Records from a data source
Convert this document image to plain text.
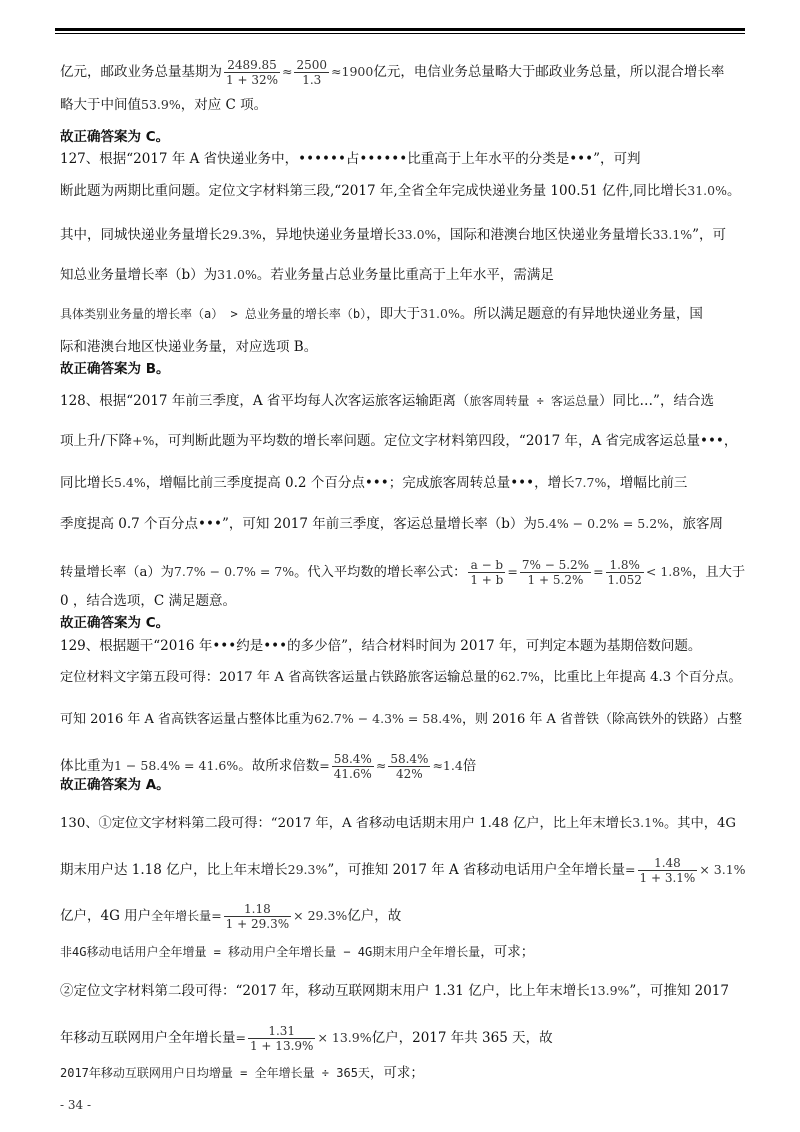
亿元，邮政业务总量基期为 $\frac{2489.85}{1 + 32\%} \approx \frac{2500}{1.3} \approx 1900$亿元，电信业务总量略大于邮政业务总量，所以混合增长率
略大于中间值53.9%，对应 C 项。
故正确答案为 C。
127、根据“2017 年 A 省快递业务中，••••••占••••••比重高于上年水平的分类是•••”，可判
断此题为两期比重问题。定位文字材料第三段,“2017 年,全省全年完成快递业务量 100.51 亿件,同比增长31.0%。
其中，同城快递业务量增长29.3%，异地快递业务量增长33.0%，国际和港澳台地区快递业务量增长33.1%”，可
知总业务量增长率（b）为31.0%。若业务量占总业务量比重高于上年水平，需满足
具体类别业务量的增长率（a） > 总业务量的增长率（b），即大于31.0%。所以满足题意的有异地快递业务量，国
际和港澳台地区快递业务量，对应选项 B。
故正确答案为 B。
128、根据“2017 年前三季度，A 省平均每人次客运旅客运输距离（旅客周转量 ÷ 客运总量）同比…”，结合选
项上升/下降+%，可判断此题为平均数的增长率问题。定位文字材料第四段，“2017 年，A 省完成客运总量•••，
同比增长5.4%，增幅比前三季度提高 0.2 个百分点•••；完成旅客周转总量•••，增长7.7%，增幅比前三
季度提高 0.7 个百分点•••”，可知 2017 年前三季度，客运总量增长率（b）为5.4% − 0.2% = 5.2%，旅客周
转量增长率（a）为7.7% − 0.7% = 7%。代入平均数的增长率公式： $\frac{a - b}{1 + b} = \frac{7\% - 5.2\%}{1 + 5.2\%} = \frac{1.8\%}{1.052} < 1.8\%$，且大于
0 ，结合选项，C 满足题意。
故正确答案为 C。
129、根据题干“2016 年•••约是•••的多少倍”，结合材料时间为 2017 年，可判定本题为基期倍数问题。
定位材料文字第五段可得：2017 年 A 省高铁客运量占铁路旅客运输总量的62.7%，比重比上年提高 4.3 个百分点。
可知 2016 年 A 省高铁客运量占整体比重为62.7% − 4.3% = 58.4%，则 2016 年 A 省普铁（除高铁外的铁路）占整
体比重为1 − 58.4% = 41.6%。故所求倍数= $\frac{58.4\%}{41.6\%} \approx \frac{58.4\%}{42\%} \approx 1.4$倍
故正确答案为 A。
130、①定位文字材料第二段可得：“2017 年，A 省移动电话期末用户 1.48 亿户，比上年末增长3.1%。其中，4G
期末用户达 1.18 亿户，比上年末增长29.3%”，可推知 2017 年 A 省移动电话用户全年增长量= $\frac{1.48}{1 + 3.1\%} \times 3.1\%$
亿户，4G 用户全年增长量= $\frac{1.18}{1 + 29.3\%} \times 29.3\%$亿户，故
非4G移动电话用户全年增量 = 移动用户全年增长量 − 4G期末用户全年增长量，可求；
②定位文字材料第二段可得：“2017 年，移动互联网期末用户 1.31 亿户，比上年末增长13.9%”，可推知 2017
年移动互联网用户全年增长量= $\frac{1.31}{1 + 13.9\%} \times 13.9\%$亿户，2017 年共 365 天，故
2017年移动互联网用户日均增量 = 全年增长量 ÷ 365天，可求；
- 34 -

* * *

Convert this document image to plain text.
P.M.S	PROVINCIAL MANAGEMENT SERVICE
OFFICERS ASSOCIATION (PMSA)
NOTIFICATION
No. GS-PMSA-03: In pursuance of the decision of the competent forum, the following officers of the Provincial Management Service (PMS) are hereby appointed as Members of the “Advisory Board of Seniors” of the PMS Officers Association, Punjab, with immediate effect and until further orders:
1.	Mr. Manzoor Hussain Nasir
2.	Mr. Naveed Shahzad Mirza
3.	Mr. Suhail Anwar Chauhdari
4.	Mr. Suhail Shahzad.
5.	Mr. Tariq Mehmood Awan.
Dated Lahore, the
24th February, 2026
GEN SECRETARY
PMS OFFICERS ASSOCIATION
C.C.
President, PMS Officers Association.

---

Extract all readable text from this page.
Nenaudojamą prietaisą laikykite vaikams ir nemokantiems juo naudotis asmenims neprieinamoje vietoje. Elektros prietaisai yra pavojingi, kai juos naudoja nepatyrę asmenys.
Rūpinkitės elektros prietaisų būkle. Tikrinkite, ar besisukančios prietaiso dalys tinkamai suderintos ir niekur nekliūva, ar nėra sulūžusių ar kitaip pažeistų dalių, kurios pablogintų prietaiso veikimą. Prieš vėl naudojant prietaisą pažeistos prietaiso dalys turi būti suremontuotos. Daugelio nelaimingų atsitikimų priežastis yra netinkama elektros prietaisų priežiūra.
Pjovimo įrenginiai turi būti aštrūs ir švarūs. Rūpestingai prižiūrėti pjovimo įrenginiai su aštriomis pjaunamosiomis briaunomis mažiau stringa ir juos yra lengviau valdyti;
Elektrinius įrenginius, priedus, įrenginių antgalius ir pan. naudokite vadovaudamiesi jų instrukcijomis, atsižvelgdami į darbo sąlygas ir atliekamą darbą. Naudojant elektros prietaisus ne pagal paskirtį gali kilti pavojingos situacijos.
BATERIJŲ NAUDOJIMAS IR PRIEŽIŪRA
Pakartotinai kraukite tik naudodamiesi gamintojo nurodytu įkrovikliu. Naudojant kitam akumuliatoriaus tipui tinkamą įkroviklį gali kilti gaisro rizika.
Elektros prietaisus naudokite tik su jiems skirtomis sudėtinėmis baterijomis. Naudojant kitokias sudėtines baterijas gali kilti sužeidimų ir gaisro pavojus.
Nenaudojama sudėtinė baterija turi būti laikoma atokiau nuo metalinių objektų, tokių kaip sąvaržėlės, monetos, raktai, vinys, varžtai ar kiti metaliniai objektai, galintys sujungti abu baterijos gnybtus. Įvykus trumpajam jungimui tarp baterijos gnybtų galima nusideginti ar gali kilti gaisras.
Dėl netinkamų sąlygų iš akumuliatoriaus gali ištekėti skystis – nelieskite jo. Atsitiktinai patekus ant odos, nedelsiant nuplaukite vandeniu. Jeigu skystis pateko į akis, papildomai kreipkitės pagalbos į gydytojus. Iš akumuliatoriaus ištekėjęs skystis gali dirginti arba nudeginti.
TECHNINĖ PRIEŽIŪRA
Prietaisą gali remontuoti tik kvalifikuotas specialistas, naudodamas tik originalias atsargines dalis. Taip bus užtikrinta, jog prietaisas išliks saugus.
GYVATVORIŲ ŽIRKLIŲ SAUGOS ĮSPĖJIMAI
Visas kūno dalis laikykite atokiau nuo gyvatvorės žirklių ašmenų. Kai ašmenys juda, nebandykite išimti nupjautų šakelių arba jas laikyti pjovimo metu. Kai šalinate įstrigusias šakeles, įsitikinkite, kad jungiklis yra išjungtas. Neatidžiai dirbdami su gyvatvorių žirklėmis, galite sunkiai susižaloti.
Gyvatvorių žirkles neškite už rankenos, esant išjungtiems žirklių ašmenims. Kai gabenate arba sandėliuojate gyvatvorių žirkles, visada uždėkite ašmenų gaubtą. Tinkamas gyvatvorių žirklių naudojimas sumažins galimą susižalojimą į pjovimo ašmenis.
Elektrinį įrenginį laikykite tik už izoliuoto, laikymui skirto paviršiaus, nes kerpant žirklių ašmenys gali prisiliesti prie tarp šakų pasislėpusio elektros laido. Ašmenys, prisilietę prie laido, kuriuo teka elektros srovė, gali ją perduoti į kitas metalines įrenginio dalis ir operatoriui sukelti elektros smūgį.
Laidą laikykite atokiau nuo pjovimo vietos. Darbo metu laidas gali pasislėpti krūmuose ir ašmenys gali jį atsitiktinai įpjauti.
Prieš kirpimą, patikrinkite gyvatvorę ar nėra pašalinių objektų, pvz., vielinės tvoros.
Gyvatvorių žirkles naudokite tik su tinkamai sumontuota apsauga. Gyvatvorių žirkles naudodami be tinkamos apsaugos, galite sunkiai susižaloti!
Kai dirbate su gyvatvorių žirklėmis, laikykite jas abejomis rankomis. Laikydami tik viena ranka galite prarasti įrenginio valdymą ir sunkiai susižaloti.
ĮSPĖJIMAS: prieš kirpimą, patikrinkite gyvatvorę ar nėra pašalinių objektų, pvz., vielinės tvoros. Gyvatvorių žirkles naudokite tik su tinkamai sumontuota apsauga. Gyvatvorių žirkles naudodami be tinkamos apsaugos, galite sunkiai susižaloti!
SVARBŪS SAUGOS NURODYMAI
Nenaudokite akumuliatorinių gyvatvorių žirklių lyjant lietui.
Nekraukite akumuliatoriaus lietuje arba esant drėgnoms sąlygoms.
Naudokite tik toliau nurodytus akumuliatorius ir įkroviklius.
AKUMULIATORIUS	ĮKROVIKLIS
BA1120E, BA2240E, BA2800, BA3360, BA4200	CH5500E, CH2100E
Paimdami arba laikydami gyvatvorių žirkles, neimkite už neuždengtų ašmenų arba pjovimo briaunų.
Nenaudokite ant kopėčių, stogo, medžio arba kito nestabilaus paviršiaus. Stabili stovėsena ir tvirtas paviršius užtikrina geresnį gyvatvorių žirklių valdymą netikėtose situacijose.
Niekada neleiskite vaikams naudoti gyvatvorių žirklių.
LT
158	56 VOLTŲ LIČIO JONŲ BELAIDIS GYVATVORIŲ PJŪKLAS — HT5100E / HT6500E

Task instructions
Looking at the records above, work out how many lines include the string "个百分点". Give the number and nothing else.

Correct answer
3